[Job]
In the post on commuting and school start times, copy the passage word for word, beginning at the words "Funny you should" and stopping after "to try? Yup.".

Okay, try this one… I live outside of NYC (as of last year) and commute back to Queens to teach first grade. On a good day it’s an hour and about 10 minutes each way, although I’ve managed just about an hour some days. School starts at 8:30 and ends at 3:00. I get up at 5:30 to get myself ready, wake up my 2 year old daughter and get her ready for daycare (she is NOT a morning person!) and get out of the house no later than 6:30 a.m. The only way I can accomplish this is if I make my lunch and set out my clothes the night before, put my schoolbag and whatever extra stuff I’m bringing in the next day in the car the night before and do all the same for my daughter. At 6:30 we leave to go to the daycare. By the time I drop her off and get back on the road, it’s almost 6:50 so I make it to school by 8:00 or later if there’s bad weather or traffic jams. Once at school I have just enough time to quickly prep for whatever is coming first in the day, heat up my oatmeal (breakfast at home? ha!) and the coffee I brought in the car but didn’t drink, and that’s about it. By mid-morning, I’m ready to crash. There’s a proposal in my district to start school at 8:20 next year, ending at 2:40 so that the extra 37 minutes will end the school day at a still-reasonable hour. Can’t imagine what time I’ll have to get up to make it in time then.

2. Debbie says:

[1/12/2006 - 1:49 pm]

Funny you should write this yesterday. I was just talking to a science teacher about how horrible freshmen attendance is 1st period. I would really like to push (and I think the APED is on the train with this) for a later start time for all students, but especially those frosh. Possible? Dunno. Willing to try? Yup.

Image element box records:
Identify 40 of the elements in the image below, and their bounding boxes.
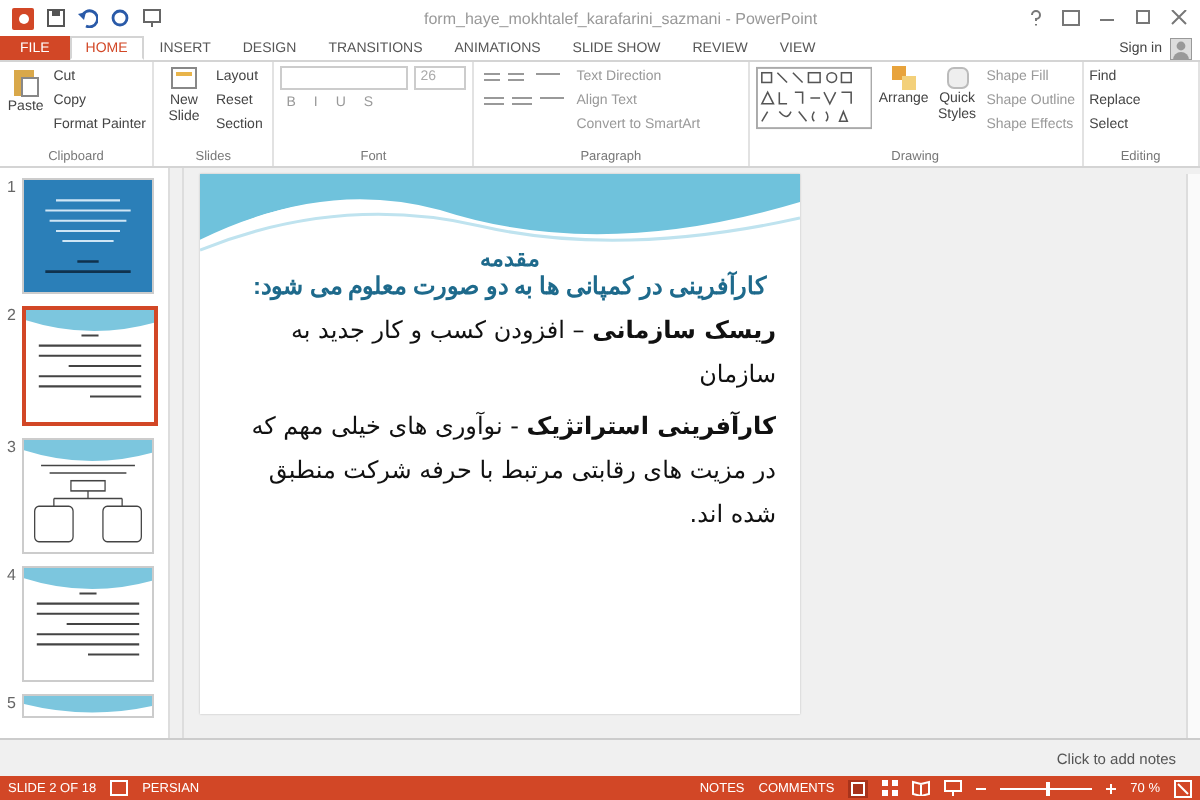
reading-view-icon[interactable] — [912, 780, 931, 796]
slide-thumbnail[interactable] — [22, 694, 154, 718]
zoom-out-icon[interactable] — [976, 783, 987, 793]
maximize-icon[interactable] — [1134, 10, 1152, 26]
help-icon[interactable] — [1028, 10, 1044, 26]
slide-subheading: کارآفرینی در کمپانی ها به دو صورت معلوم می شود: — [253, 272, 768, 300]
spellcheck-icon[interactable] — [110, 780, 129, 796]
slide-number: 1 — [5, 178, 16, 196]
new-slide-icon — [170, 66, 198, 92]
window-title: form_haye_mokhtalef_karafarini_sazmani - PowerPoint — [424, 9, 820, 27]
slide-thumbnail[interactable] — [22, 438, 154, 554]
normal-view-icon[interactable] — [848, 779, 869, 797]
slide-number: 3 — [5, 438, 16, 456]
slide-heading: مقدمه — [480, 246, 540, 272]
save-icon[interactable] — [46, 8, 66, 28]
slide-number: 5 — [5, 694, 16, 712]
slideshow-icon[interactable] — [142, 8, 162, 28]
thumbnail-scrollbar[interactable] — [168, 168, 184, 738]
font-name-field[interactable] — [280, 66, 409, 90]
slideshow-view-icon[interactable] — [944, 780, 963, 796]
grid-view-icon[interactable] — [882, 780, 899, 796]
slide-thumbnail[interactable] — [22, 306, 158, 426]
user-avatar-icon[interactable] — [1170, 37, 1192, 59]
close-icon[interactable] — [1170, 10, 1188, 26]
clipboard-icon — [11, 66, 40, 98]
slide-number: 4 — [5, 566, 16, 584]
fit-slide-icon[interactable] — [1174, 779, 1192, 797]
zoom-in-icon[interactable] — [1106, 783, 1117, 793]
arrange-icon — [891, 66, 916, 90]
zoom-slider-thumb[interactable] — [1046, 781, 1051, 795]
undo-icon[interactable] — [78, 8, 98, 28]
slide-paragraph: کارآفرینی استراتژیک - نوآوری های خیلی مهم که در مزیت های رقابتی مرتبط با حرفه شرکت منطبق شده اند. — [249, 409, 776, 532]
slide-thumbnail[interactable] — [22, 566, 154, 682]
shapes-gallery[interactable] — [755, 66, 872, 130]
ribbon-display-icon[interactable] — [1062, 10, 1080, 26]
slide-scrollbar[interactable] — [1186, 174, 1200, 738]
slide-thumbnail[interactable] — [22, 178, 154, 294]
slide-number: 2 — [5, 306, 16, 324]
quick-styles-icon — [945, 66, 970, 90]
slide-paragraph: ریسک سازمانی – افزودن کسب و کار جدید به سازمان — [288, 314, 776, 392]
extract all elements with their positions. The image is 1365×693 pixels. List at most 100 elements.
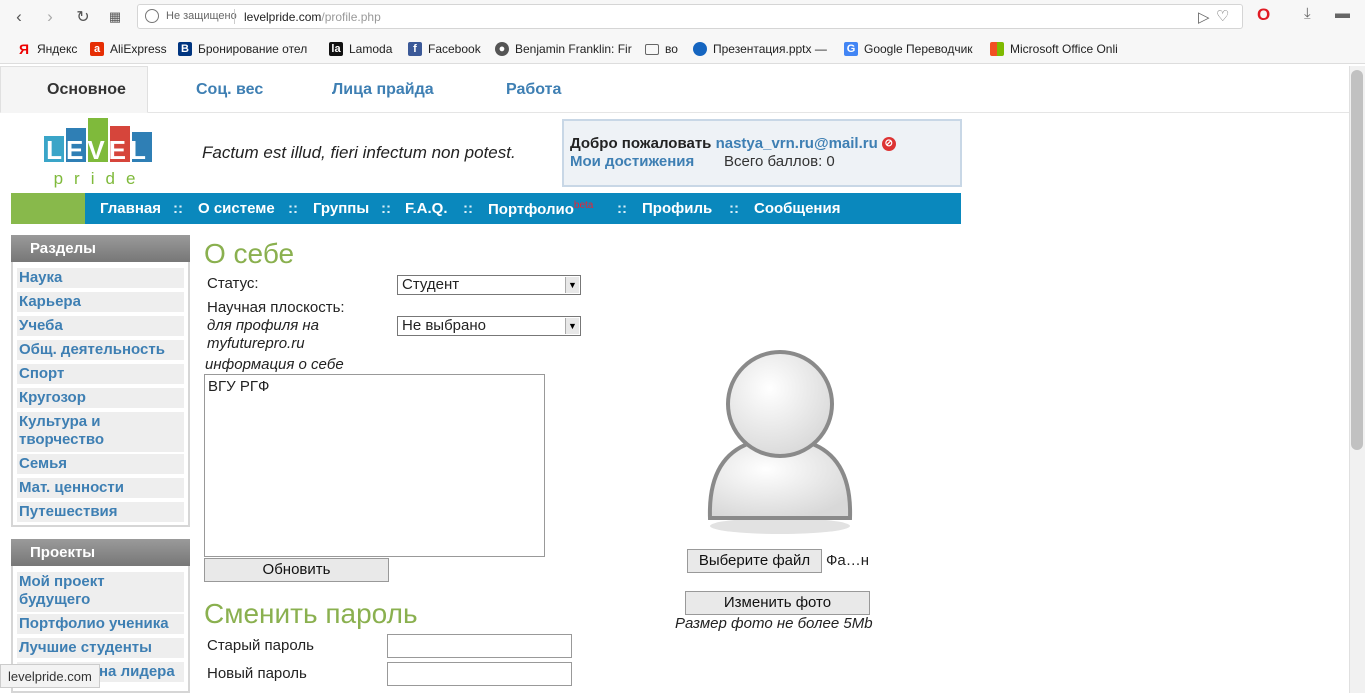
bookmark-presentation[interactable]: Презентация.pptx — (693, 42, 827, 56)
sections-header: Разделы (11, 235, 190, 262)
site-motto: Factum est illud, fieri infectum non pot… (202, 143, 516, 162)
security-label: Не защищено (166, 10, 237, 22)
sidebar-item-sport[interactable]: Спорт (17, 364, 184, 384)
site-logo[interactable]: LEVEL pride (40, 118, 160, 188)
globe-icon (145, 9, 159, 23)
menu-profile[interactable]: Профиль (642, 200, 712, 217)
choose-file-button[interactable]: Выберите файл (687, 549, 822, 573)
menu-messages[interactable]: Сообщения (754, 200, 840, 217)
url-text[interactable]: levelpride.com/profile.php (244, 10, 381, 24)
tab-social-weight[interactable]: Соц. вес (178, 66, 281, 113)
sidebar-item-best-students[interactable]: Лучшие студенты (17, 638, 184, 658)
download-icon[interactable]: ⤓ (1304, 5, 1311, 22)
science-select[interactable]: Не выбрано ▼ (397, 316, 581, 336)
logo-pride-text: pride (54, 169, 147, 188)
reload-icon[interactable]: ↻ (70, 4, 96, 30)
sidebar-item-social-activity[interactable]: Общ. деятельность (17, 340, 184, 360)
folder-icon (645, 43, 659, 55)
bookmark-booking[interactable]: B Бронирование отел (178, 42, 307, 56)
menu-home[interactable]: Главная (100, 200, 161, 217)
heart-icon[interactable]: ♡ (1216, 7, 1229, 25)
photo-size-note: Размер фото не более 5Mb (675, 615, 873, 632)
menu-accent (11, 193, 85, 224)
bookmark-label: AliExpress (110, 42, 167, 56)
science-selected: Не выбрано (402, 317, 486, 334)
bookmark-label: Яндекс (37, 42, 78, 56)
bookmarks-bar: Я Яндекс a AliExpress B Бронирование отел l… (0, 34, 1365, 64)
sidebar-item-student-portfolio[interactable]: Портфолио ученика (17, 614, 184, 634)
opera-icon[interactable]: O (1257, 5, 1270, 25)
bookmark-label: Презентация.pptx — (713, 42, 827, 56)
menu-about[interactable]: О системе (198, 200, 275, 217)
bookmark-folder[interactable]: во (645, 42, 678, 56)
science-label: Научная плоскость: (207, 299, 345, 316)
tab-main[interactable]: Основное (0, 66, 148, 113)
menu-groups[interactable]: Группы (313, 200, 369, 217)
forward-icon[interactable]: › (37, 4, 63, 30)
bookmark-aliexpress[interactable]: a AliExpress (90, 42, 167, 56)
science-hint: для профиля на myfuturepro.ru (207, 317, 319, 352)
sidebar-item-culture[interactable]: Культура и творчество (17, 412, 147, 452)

[Exercise response]
Funny you should write this yesterday. I was just talking to a science teacher about how horrible freshmen attendance is 1st period. I would really like to push (and I think the APED is on the train with this) for a later start time for all students, but especially those frosh. Possible? Dunno. Willing to try? Yup.